Christopher Kirkley de Sahel Sounds, donner de la voix au Sahel

Ahmed Madassane en studio avec Christopher Kirkley. © Michaël Oliveira Da Costa

Parti explorer cette zone d’Afrique trop peu connue sur la scène musicale entre 2007 et 2009, le directeur du label américain Sahel Sounds Christopher Kirkley a une mission : mettre la lumière sur les artistes de cette vaste région, et leur permettre de vivre de leur musique. Avec un modèle solidaire et voulant toujours aider au développement des compétences à l’échelle locale, le natif de Portland a réussi à s’imposer comme l’un des acteurs majeurs de la scène indépendante, et voit son influence grandir, encore et toujours, à l’heure où les sons du Sahel attirent de plus en plus la curiosité des fans de musique. Portrait.

SECTION DE DONNÉES:
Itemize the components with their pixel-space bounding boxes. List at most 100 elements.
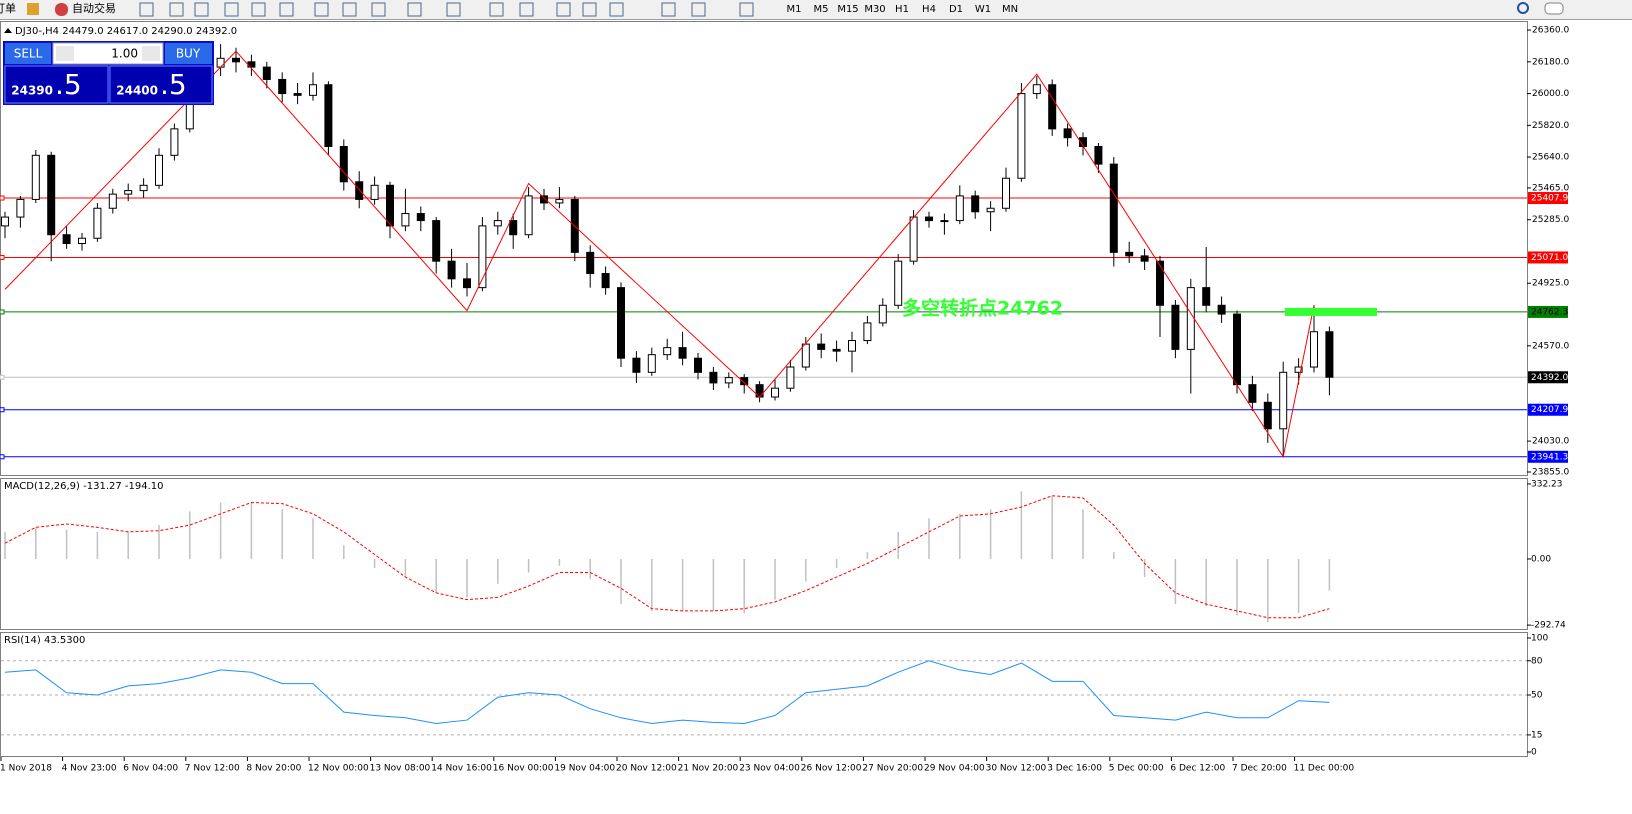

TÂCHE DONNÉE: Selon le portrait de Christopher Kirkley, de quelle ville est-il originaire ?

TÂCHE RÉALISÉE: Portland.